EXERCISE BRIEF
Report the number of lines in these entries that contain "content". Write only the number.

-- begin --

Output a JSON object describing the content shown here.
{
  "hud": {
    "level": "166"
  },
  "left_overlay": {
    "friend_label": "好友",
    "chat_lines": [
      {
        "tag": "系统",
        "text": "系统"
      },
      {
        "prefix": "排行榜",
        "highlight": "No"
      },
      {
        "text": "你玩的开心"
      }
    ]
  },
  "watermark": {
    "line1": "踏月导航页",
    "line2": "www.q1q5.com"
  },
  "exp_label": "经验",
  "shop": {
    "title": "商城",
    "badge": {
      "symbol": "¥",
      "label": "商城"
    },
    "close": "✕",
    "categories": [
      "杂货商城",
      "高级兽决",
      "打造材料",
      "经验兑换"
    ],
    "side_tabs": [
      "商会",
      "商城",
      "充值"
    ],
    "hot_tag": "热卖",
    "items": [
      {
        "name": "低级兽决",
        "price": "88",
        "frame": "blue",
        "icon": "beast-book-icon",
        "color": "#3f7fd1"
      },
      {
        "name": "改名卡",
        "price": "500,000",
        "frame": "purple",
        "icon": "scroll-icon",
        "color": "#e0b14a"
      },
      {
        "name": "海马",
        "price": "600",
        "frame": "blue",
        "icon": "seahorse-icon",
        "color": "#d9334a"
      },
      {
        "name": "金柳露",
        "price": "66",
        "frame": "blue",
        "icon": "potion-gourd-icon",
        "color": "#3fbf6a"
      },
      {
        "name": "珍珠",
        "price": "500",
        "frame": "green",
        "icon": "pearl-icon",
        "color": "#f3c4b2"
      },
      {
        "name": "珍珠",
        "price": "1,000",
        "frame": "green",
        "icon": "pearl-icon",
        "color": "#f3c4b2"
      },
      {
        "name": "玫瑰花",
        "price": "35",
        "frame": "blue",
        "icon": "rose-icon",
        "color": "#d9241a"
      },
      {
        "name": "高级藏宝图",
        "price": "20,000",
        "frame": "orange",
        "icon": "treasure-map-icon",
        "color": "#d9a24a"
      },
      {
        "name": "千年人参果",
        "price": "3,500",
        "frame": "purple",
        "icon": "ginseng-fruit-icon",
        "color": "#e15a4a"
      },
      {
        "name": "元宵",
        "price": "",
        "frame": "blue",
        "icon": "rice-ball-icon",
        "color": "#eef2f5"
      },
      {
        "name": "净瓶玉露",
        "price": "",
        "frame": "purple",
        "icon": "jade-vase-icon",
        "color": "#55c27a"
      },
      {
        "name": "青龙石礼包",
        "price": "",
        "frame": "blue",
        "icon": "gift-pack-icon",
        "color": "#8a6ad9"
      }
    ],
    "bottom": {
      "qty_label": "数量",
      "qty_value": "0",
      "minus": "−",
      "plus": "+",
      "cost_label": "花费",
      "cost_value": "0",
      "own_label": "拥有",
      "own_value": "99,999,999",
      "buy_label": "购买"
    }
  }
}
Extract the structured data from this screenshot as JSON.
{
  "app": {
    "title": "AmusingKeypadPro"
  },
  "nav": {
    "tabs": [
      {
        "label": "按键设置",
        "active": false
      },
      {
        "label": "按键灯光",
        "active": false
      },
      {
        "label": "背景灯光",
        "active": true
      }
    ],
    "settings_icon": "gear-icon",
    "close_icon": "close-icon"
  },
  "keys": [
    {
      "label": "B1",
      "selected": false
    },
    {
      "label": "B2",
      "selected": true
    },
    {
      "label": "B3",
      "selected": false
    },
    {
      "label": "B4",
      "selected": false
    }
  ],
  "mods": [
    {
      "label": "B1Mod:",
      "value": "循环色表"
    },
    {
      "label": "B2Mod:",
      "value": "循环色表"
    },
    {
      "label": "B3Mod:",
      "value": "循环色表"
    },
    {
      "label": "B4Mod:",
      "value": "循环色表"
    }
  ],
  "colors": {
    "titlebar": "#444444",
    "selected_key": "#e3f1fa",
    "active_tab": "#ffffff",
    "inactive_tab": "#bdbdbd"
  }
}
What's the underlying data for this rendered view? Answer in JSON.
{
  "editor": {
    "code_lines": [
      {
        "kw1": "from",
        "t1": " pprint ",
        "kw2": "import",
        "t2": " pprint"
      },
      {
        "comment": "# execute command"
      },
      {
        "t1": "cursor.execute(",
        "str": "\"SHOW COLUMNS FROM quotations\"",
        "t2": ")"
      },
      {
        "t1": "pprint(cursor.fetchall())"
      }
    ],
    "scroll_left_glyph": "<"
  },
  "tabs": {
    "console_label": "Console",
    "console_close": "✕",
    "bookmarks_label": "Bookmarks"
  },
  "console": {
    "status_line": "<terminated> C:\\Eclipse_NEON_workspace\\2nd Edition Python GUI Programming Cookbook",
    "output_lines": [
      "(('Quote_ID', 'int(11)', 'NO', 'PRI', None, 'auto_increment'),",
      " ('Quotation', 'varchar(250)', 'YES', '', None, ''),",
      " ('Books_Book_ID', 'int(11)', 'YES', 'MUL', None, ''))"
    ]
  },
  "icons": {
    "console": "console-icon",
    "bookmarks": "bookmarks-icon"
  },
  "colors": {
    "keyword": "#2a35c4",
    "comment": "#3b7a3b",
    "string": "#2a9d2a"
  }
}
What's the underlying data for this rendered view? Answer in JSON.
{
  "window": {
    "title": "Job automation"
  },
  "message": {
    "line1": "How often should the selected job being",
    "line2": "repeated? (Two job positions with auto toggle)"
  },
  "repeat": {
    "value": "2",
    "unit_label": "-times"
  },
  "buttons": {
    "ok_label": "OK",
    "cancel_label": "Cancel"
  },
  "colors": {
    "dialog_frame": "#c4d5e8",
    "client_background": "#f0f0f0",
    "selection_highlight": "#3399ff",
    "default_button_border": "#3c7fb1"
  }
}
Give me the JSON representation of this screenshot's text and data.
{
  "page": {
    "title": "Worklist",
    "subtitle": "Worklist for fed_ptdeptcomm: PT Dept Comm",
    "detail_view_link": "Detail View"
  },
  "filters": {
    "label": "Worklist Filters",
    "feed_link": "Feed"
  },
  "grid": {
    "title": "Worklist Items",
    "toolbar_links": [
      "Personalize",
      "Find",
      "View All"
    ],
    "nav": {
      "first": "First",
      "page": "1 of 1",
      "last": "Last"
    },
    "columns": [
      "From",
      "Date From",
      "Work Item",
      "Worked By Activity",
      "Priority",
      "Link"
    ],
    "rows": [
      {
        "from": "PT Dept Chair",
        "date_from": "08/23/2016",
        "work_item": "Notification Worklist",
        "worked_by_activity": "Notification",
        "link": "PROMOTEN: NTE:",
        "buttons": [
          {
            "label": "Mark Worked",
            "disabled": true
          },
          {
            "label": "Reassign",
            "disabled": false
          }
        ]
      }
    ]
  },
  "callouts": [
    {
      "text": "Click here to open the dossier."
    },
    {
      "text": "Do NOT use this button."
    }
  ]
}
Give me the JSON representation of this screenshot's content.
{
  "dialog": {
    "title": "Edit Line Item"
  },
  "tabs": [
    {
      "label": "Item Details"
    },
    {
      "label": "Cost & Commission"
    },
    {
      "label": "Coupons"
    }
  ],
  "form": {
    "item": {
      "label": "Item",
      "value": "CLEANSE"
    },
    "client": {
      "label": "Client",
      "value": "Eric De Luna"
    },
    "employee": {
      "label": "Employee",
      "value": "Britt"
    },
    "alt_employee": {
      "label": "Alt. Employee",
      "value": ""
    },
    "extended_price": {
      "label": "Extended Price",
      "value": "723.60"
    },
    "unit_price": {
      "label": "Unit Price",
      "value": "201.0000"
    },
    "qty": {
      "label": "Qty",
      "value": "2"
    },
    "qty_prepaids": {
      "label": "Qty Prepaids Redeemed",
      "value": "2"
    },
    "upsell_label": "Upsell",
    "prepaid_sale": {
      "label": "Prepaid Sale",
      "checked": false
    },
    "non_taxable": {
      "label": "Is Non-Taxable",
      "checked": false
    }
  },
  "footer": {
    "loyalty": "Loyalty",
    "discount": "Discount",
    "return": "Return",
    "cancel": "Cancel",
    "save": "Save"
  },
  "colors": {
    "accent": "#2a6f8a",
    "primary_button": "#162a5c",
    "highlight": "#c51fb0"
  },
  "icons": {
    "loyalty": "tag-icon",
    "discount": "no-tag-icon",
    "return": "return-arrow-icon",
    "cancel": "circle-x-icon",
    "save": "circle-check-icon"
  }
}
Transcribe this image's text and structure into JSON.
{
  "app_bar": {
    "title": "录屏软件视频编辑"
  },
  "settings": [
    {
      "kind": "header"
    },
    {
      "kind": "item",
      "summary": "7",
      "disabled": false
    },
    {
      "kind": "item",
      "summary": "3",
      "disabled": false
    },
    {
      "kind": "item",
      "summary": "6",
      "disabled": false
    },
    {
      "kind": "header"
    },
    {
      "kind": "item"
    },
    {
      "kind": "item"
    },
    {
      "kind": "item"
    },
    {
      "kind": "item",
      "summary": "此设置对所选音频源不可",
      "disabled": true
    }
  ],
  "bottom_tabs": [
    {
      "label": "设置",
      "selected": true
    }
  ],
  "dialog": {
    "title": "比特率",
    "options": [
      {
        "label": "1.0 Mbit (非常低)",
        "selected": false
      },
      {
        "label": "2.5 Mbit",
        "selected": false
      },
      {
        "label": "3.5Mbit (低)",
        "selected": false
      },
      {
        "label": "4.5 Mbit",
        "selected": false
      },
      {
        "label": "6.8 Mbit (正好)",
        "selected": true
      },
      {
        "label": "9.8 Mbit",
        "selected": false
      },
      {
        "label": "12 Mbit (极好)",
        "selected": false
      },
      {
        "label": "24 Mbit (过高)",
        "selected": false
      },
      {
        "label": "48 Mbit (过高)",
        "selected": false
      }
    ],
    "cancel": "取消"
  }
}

-- end --

SOLUTION TO THIS PROBLEM
2